EXERCISE DIRECTIONS ▸ Check every line below for the word "Giảm" and copy each one that has it.

PROVIDED RECORDS ▸
▬▬▬▬▬▬

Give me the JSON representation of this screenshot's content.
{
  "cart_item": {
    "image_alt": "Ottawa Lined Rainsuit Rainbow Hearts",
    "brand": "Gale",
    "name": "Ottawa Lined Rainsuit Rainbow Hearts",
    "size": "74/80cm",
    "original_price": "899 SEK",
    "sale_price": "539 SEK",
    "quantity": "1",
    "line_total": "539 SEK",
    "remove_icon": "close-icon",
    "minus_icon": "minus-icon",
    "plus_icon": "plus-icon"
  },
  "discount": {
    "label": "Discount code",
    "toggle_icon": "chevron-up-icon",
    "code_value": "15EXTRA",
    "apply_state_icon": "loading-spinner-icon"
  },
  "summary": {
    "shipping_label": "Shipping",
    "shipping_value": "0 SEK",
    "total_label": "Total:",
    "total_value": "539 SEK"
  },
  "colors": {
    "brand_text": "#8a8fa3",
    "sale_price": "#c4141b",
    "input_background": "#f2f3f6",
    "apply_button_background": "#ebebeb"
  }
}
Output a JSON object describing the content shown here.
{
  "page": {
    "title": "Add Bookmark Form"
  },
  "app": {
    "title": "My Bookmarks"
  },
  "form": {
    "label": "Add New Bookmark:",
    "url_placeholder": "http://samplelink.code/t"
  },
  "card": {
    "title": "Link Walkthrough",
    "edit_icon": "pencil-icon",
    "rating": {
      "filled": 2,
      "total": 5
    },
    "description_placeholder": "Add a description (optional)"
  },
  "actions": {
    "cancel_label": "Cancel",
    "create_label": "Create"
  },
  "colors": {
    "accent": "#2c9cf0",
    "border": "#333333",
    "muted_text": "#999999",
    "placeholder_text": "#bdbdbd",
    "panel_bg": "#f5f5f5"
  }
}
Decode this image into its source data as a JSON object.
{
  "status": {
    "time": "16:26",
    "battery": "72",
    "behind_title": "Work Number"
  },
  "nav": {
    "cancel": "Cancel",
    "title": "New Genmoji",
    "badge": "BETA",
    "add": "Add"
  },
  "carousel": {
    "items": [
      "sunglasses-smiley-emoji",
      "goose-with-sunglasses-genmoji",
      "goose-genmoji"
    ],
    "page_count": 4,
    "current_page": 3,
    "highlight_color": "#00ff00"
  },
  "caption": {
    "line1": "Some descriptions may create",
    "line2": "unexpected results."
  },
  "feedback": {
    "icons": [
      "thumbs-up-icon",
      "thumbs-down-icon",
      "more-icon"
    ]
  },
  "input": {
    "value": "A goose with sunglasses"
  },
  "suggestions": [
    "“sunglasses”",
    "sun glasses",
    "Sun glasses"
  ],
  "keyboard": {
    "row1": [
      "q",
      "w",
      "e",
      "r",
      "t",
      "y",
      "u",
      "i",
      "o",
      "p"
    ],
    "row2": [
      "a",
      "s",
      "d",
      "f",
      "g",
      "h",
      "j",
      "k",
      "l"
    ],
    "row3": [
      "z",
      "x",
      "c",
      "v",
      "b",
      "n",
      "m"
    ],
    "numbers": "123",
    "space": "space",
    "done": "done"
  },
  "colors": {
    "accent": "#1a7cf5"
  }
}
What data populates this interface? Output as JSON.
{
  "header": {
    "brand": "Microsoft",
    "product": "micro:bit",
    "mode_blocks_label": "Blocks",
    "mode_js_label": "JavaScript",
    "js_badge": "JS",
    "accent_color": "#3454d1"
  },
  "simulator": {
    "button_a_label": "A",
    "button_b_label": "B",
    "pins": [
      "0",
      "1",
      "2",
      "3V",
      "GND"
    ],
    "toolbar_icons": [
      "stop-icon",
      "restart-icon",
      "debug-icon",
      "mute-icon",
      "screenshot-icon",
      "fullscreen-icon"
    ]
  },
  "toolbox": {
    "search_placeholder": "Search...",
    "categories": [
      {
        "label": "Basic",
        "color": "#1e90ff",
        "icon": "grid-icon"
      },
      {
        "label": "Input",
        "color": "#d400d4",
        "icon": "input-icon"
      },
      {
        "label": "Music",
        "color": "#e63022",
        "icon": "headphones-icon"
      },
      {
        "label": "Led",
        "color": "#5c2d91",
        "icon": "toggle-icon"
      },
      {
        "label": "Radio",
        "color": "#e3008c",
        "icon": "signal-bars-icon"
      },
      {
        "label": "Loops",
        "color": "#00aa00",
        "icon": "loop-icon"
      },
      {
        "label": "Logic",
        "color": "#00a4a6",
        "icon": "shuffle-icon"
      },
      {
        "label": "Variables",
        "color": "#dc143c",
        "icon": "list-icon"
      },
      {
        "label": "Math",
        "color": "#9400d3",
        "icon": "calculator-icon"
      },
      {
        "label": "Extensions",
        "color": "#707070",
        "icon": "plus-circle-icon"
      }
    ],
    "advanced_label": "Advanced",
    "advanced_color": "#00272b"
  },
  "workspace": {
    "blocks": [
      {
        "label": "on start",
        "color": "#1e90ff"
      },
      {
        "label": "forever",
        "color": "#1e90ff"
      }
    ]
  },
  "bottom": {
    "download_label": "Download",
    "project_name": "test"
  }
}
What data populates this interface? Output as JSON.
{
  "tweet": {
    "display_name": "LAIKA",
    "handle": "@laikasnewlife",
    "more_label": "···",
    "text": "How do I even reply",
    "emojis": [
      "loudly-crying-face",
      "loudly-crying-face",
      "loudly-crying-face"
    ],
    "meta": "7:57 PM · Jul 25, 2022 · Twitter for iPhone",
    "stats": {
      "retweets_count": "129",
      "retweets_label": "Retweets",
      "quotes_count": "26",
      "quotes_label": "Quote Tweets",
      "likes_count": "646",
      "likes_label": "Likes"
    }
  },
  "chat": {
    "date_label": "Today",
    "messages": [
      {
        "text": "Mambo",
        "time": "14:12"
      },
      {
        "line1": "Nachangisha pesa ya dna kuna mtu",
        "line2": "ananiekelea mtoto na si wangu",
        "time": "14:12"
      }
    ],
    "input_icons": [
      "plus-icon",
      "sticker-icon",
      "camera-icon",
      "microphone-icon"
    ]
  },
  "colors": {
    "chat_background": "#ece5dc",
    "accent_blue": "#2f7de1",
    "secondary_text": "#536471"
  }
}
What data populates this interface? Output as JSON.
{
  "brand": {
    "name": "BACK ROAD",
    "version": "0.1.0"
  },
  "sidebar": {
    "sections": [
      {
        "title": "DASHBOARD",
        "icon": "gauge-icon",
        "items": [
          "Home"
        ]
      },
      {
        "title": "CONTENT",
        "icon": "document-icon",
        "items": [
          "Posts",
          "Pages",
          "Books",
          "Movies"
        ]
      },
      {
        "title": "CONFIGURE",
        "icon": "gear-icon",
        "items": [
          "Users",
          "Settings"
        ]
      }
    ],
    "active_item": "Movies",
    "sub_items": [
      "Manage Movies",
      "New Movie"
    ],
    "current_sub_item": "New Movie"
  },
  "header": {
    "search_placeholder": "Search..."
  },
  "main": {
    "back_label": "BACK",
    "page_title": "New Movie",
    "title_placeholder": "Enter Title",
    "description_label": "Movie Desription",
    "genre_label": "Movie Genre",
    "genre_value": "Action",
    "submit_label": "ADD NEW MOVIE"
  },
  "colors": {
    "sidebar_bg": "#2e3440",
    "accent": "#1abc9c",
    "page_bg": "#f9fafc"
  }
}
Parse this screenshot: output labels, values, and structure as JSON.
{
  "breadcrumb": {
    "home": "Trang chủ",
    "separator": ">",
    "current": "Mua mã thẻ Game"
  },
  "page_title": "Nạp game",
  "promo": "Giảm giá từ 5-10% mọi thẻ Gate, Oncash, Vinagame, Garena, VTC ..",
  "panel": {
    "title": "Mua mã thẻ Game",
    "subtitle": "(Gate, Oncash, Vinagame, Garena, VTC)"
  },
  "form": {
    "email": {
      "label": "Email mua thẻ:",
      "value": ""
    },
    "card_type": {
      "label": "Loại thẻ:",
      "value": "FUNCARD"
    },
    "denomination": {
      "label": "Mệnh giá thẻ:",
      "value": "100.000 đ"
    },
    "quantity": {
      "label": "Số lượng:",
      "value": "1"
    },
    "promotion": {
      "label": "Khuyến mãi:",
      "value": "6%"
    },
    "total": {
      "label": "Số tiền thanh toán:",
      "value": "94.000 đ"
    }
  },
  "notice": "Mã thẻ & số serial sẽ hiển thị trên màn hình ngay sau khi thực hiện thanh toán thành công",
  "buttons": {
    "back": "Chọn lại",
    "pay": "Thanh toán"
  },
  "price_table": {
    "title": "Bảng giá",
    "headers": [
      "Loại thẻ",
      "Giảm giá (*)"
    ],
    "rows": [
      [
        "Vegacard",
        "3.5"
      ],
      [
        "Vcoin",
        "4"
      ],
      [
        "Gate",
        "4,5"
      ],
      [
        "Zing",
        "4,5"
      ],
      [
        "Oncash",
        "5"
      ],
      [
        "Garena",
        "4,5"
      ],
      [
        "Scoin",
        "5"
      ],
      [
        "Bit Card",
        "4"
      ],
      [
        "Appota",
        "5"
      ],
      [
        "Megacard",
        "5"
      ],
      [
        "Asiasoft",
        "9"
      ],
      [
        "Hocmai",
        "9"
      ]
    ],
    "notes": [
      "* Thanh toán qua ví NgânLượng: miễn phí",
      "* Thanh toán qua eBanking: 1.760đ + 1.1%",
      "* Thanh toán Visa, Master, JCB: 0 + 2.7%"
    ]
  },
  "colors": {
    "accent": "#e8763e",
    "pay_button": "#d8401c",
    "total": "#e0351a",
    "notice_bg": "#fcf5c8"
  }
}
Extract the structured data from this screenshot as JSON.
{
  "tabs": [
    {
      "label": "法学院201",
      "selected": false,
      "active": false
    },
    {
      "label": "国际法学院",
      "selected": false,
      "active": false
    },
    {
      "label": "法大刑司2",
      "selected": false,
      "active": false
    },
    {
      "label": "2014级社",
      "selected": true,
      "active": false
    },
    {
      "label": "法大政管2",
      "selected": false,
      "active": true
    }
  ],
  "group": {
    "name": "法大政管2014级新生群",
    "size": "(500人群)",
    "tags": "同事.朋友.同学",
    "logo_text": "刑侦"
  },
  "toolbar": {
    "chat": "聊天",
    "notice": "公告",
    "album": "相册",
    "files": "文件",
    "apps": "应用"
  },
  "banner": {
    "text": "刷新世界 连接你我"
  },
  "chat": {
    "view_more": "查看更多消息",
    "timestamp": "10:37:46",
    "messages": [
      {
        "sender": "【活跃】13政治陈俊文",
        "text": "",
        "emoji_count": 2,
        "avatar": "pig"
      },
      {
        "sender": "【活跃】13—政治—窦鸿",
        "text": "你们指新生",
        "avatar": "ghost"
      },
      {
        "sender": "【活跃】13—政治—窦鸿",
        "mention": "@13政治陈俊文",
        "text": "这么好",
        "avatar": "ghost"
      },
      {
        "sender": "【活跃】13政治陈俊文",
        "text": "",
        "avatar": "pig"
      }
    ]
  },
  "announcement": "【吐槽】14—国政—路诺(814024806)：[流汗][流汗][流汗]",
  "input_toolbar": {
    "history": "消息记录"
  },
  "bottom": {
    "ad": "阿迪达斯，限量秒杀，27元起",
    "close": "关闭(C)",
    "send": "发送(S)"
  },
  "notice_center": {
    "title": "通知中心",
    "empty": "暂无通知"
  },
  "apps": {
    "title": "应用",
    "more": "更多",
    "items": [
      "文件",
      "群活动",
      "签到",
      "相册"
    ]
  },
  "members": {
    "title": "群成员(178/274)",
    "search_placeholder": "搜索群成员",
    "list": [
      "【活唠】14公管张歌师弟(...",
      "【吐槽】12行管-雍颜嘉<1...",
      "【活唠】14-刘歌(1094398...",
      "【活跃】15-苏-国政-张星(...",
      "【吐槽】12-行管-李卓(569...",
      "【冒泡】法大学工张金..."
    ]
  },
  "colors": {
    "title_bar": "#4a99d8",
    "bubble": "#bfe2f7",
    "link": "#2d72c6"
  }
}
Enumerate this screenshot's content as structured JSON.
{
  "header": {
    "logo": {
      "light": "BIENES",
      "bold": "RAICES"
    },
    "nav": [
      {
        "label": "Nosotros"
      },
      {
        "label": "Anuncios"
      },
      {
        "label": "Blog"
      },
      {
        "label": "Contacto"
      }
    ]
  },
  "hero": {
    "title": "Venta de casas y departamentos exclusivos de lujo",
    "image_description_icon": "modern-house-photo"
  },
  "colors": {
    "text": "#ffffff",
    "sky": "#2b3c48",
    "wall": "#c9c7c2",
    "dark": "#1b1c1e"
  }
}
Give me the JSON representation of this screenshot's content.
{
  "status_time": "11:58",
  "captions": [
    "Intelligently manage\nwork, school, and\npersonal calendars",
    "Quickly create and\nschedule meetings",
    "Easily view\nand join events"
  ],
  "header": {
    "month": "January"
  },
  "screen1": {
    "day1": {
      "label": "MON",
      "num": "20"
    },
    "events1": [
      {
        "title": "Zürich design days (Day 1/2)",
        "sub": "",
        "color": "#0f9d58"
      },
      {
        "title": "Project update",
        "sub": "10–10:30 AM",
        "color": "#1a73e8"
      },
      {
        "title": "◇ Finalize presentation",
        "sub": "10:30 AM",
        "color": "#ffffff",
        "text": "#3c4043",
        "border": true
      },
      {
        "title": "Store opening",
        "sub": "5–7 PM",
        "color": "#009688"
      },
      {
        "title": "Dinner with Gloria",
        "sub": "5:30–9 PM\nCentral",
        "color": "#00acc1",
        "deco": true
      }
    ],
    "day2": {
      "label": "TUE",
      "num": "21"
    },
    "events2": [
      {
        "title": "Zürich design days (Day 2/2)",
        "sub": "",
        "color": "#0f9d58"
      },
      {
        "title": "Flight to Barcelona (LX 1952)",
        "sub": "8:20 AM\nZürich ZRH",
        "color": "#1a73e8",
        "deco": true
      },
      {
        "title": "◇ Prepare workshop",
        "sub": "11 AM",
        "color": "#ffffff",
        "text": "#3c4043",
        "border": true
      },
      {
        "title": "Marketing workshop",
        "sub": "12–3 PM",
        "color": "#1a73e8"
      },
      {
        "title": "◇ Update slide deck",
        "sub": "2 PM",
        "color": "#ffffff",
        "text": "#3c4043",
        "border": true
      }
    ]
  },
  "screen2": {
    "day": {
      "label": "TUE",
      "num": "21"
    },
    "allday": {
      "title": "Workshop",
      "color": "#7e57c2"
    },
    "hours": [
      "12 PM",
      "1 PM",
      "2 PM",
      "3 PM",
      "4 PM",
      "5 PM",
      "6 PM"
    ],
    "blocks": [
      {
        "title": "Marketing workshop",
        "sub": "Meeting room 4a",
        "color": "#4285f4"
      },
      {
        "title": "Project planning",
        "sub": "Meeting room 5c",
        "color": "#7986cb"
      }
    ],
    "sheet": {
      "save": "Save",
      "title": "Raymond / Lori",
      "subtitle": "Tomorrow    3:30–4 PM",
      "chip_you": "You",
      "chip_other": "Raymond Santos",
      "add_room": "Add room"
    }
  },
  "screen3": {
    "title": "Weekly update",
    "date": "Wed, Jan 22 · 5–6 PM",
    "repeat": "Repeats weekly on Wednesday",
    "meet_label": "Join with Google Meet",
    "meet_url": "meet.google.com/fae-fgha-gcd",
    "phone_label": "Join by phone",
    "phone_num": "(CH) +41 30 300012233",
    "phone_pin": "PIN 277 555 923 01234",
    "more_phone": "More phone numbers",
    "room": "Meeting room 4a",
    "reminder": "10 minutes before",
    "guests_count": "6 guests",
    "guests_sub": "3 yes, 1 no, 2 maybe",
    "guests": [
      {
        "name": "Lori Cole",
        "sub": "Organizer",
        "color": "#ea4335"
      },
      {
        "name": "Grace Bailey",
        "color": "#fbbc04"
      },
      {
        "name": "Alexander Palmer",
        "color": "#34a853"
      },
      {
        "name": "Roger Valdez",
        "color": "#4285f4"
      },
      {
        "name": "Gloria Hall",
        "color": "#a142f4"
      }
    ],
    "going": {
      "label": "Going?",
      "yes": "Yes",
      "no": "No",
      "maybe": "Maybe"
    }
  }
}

▬▬▬▬▬▬

RESPONSE TO THE EXERCISE ▸
  "promo": "Giảm giá từ 5-10% mọi thẻ Gate, Oncash, Vinagame, Garena, VTC ..",
      "Giảm giá (*)"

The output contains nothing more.